Records for processing:
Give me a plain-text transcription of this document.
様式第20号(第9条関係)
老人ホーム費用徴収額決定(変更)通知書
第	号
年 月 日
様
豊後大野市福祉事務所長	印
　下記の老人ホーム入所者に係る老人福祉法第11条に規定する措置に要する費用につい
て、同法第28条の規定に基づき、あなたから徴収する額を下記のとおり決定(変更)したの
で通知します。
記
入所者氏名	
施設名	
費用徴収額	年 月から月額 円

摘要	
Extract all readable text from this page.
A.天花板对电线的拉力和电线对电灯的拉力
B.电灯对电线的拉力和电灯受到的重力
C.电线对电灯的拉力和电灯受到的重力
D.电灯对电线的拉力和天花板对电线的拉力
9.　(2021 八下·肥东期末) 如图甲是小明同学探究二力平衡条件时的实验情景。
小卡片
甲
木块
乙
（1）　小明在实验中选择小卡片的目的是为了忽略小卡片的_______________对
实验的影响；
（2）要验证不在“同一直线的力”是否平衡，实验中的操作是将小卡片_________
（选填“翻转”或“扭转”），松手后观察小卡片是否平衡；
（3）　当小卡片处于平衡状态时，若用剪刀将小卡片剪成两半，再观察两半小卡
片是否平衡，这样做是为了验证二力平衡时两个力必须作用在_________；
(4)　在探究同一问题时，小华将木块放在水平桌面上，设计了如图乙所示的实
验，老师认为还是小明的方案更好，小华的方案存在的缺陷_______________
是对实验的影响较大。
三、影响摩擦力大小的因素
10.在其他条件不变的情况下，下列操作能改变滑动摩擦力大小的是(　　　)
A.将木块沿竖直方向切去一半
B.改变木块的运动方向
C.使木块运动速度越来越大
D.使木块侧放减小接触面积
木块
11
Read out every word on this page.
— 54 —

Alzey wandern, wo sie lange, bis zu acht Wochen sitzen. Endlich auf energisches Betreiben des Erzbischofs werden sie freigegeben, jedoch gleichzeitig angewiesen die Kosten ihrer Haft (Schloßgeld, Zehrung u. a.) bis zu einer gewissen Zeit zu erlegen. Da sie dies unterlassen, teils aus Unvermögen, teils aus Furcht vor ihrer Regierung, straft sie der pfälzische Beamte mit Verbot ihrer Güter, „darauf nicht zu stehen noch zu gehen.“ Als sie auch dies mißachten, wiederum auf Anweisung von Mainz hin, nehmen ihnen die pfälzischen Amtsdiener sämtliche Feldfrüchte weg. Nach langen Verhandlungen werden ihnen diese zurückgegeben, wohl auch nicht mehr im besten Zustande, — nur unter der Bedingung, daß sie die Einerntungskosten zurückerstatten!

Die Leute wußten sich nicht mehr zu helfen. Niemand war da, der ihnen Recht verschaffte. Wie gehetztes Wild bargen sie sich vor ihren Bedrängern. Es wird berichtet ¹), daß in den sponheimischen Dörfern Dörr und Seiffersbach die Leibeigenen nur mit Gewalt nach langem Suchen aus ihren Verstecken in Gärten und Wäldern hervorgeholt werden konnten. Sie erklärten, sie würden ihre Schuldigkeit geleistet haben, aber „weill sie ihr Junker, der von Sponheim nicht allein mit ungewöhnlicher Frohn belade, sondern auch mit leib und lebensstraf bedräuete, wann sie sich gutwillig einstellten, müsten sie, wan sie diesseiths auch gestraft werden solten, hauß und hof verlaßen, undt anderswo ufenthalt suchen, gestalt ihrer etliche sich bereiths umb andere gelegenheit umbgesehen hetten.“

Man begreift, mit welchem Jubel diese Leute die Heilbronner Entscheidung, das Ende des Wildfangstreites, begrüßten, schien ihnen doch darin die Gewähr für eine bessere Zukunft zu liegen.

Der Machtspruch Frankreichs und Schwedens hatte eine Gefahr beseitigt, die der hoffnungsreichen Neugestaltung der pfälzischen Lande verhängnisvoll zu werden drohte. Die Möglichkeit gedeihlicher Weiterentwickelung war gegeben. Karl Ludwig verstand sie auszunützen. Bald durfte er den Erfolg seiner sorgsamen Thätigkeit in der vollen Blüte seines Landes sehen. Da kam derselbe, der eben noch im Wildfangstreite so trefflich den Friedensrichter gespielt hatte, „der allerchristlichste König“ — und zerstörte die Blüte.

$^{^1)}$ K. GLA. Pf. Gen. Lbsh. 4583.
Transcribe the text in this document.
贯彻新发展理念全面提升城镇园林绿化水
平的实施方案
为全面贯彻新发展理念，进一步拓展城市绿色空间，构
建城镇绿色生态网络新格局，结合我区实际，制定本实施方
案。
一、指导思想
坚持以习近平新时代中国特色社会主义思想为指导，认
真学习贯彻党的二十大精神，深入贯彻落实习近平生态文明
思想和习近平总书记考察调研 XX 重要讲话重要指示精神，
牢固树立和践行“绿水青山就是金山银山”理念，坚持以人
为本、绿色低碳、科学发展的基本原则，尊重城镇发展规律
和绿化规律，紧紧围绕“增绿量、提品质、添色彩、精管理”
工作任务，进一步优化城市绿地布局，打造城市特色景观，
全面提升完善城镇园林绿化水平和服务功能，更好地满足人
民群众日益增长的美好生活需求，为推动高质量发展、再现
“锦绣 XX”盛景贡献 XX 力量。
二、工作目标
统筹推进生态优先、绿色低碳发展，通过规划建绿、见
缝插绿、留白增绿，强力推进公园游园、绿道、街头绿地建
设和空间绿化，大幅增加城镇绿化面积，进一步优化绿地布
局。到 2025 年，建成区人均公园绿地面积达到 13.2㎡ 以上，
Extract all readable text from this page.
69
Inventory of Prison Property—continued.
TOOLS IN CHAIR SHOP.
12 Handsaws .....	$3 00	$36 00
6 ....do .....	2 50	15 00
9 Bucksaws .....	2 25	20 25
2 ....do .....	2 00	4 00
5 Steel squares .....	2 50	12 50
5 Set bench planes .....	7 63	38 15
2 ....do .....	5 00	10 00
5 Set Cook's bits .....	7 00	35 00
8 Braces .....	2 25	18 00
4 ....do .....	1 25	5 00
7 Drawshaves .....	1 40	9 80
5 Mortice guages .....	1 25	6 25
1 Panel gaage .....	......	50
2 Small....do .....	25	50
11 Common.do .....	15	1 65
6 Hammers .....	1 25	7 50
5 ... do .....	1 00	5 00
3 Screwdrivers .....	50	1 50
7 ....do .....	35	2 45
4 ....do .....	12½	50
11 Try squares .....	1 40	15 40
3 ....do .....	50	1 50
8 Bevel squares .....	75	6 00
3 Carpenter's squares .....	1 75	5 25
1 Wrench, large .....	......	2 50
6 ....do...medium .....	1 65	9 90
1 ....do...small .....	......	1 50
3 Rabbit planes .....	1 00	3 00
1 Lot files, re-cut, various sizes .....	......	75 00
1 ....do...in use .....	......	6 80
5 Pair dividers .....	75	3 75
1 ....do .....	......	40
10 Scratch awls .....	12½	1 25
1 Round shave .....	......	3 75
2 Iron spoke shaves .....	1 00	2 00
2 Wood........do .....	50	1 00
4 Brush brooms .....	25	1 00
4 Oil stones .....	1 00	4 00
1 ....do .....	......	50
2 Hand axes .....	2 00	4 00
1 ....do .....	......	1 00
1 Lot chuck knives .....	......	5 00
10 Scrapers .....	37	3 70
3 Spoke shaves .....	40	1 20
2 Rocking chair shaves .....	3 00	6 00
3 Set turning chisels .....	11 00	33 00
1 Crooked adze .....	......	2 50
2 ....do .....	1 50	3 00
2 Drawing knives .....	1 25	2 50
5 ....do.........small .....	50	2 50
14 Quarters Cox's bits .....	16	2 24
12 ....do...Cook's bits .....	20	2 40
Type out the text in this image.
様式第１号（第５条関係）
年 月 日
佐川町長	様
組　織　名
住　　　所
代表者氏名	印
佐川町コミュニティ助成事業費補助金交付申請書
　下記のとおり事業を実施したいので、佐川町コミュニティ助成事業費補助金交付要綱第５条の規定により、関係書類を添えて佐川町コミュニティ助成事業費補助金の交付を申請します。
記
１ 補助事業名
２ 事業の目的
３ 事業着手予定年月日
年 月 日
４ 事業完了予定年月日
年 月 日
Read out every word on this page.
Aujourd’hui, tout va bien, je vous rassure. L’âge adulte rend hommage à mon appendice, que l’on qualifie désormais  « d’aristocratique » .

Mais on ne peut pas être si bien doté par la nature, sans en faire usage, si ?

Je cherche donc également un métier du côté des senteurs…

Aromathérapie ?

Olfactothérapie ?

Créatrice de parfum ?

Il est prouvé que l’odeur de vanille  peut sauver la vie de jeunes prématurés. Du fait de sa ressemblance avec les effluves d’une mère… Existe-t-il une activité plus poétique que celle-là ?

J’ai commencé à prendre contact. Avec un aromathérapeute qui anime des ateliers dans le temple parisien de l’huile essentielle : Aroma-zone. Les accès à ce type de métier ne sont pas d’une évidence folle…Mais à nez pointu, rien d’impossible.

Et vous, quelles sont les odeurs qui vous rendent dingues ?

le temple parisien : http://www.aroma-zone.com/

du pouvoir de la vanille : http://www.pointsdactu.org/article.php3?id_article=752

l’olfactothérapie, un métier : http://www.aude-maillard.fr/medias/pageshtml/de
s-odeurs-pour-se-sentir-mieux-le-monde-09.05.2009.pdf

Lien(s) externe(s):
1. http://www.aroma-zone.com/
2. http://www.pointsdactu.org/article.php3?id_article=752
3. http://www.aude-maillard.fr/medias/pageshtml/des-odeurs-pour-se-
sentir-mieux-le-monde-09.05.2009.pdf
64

Required task: Take each line containing the string "mieux" and copy it out.

Reply:
s-odeurs-pour-se-sentir-mieux-le-monde-09.05.2009.pdf
sentir-mieux-le-monde-09.05.2009.pdf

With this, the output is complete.